## start INPUT RECORDS

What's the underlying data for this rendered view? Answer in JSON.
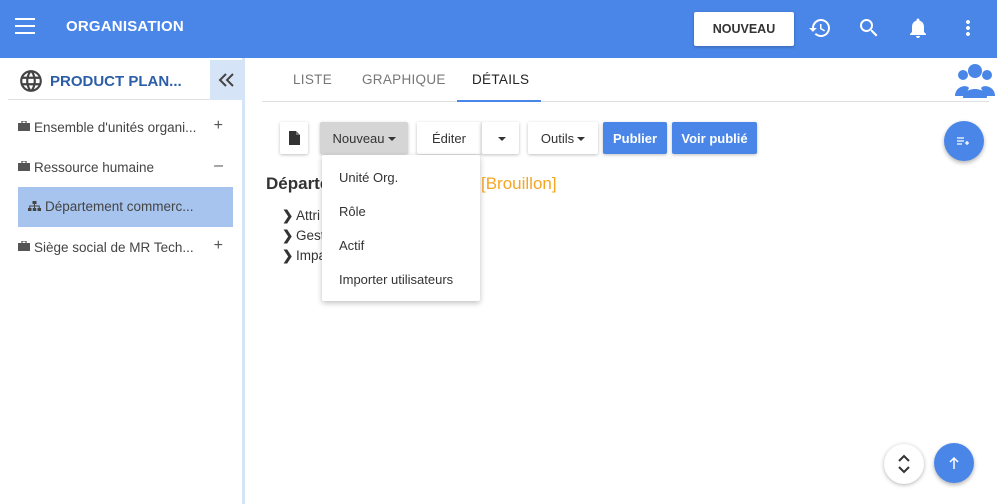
{
  "header": {
    "title": "ORGANISATION",
    "new_button": "NOUVEAU",
    "icons": [
      "menu-icon",
      "history-icon",
      "search-icon",
      "bell-icon",
      "more-vert-icon"
    ]
  },
  "sidebar": {
    "title": "PRODUCT PLAN...",
    "items": [
      {
        "label": "Ensemble d'unités organi...",
        "toggle": "+"
      },
      {
        "label": "Ressource humaine",
        "toggle": "–"
      },
      {
        "label": "Département commerc..."
      },
      {
        "label": "Siège social de MR Tech...",
        "toggle": "+"
      }
    ]
  },
  "tabs": [
    {
      "label": "LISTE"
    },
    {
      "label": "GRAPHIQUE"
    },
    {
      "label": "DÉTAILS"
    }
  ],
  "toolbar": {
    "nouveau": "Nouveau",
    "editer": "Éditer",
    "outils": "Outils",
    "publier": "Publier",
    "voir_publie": "Voir publié"
  },
  "dropdown": {
    "items": [
      "Unité Org.",
      "Rôle",
      "Actif",
      "Importer utilisateurs"
    ]
  },
  "content": {
    "title_visible": "Départe",
    "status": "[Brouillon]",
    "sections": [
      "Attri",
      "Gest",
      "Impa"
    ]
  },
  "colors": {
    "primary": "#4a86e8",
    "draft": "#f5a623",
    "selected": "#a7c4ef"
  }
}
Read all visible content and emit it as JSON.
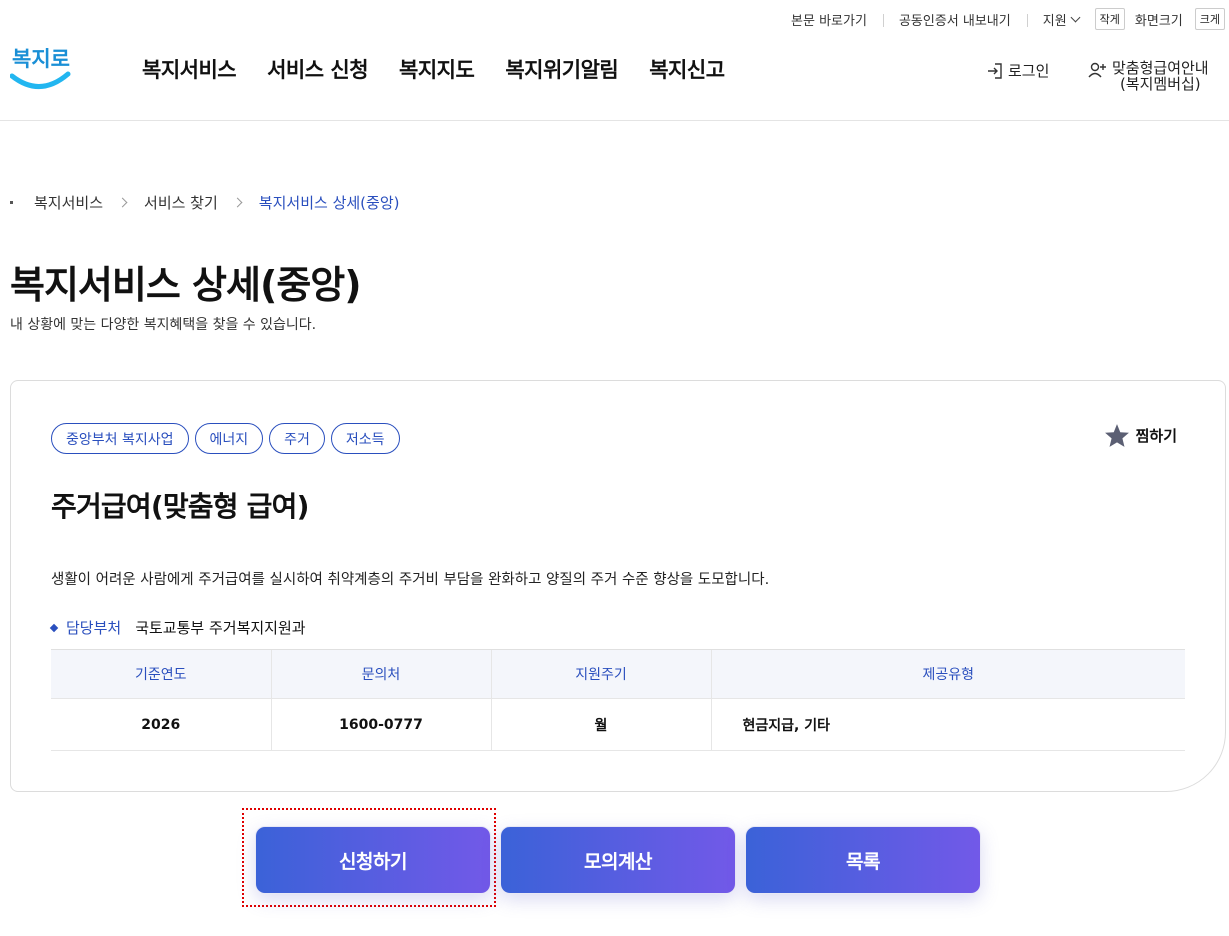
{
  "utility": {
    "skip_link": "본문 바로가기",
    "cert_export": "공동인증서 내보내기",
    "lang": "지원",
    "font_small": "작게",
    "font_size_label": "화면크기",
    "font_large": "크게"
  },
  "header": {
    "logo_text": "복지로",
    "nav": [
      "복지서비스",
      "서비스 신청",
      "복지지도",
      "복지위기알림",
      "복지신고"
    ],
    "login": "로그인",
    "custom_line1": "맞춤형급여안내",
    "custom_line2": "(복지멤버십)"
  },
  "breadcrumb": [
    "복지서비스",
    "서비스 찾기",
    "복지서비스 상세(중앙)"
  ],
  "page": {
    "title": "복지서비스 상세(중앙)",
    "description": "내 상황에 맞는 다양한 복지혜택을 찾을 수 있습니다."
  },
  "service": {
    "tags": [
      "중앙부처 복지사업",
      "에너지",
      "주거",
      "저소득"
    ],
    "favorite": "찜하기",
    "title": "주거급여(맞춤형 급여)",
    "description": "생활이 어려운 사람에게 주거급여를 실시하여 취약계층의 주거비 부담을 완화하고 양질의 주거 수준 향상을 도모합니다.",
    "dept_label": "담당부처",
    "dept_value": "국토교통부 주거복지지원과",
    "table": {
      "headers": [
        "기준연도",
        "문의처",
        "지원주기",
        "제공유형"
      ],
      "row": [
        "2026",
        "1600-0777",
        "월",
        "현금지급, 기타"
      ]
    }
  },
  "actions": {
    "apply": "신청하기",
    "simulate": "모의계산",
    "list": "목록"
  },
  "colors": {
    "accent": "#2a4fbe",
    "button_start": "#3b62d8",
    "button_end": "#7259e8",
    "focus": "#e00000"
  }
}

## end INPUT RECORDS

# TASK GOAL
State how many lines above contain the string "JSON", with no other words.

# ANSWER FOR THE TASK
2